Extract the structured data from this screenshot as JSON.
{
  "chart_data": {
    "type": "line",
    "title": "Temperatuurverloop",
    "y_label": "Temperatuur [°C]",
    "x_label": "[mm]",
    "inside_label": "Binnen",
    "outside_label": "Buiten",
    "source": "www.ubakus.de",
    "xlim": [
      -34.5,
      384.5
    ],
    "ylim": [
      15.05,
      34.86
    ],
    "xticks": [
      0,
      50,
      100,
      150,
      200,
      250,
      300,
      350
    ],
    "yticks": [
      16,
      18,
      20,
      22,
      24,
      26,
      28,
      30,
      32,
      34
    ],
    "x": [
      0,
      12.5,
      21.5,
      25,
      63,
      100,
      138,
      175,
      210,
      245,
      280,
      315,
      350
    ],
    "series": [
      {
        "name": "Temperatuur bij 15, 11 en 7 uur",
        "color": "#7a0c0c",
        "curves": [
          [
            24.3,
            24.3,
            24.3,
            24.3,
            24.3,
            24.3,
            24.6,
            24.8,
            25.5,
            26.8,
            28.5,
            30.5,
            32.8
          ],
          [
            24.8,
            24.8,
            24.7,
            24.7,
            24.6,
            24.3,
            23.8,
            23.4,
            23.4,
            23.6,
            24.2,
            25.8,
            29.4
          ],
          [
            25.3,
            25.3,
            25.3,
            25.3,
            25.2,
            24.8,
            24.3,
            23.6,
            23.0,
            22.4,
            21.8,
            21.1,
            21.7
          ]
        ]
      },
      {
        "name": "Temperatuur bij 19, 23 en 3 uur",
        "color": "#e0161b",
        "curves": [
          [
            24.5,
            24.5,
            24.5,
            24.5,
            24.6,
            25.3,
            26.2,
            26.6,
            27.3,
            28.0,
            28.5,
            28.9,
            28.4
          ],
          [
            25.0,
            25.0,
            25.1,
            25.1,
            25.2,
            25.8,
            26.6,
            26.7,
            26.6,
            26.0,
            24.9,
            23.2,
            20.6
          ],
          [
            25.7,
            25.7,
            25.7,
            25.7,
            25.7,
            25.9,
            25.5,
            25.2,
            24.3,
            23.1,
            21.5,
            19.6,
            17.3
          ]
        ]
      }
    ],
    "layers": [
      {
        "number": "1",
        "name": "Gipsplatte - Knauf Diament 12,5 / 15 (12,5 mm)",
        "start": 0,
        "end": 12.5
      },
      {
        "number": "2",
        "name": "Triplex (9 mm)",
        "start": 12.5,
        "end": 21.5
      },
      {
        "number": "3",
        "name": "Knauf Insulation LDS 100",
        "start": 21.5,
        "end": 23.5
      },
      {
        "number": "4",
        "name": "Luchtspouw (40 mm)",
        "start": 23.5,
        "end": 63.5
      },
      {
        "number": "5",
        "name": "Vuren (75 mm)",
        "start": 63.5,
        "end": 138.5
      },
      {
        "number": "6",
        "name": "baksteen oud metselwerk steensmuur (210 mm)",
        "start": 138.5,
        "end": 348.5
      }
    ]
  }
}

------------------------------------------------------------

▶ _Challenge_
Output every line above without altering anything.

▶ _Response to this task_
Extract the structured data from this screenshot as JSON.
{
  "chart_data": {
    "type": "line",
    "title": "Temperatuurverloop",
    "y_label": "Temperatuur [°C]",
    "x_label": "[mm]",
    "inside_label": "Binnen",
    "outside_label": "Buiten",
    "source": "www.ubakus.de",
    "xlim": [
      -34.5,
      384.5
    ],
    "ylim": [
      15.05,
      34.86
    ],
    "xticks": [
      0,
      50,
      100,
      150,
      200,
      250,
      300,
      350
    ],
    "yticks": [
      16,
      18,
      20,
      22,
      24,
      26,
      28,
      30,
      32,
      34
    ],
    "x": [
      0,
      12.5,
      21.5,
      25,
      63,
      100,
      138,
      175,
      210,
      245,
      280,
      315,
      350
    ],
    "series": [
      {
        "name": "Temperatuur bij 15, 11 en 7 uur",
        "color": "#7a0c0c",
        "curves": [
          [
            24.3,
            24.3,
            24.3,
            24.3,
            24.3,
            24.3,
            24.6,
            24.8,
            25.5,
            26.8,
            28.5,
            30.5,
            32.8
          ],
          [
            24.8,
            24.8,
            24.7,
            24.7,
            24.6,
            24.3,
            23.8,
            23.4,
            23.4,
            23.6,
            24.2,
            25.8,
            29.4
          ],
          [
            25.3,
            25.3,
            25.3,
            25.3,
            25.2,
            24.8,
            24.3,
            23.6,
            23.0,
            22.4,
            21.8,
            21.1,
            21.7
          ]
        ]
      },
      {
        "name": "Temperatuur bij 19, 23 en 3 uur",
        "color": "#e0161b",
        "curves": [
          [
            24.5,
            24.5,
            24.5,
            24.5,
            24.6,
            25.3,
            26.2,
            26.6,
            27.3,
            28.0,
            28.5,
            28.9,
            28.4
          ],
          [
            25.0,
            25.0,
            25.1,
            25.1,
            25.2,
            25.8,
            26.6,
            26.7,
            26.6,
            26.0,
            24.9,
            23.2,
            20.6
          ],
          [
            25.7,
            25.7,
            25.7,
            25.7,
            25.7,
            25.9,
            25.5,
            25.2,
            24.3,
            23.1,
            21.5,
            19.6,
            17.3
          ]
        ]
      }
    ],
    "layers": [
      {
        "number": "1",
        "name": "Gipsplatte - Knauf Diament 12,5 / 15 (12,5 mm)",
        "start": 0,
        "end": 12.5
      },
      {
        "number": "2",
        "name": "Triplex (9 mm)",
        "start": 12.5,
        "end": 21.5
      },
      {
        "number": "3",
        "name": "Knauf Insulation LDS 100",
        "start": 21.5,
        "end": 23.5
      },
      {
        "number": "4",
        "name": "Luchtspouw (40 mm)",
        "start": 23.5,
        "end": 63.5
      },
      {
        "number": "5",
        "name": "Vuren (75 mm)",
        "start": 63.5,
        "end": 138.5
      },
      {
        "number": "6",
        "name": "baksteen oud metselwerk steensmuur (210 mm)",
        "start": 138.5,
        "end": 348.5
      }
    ]
  }
}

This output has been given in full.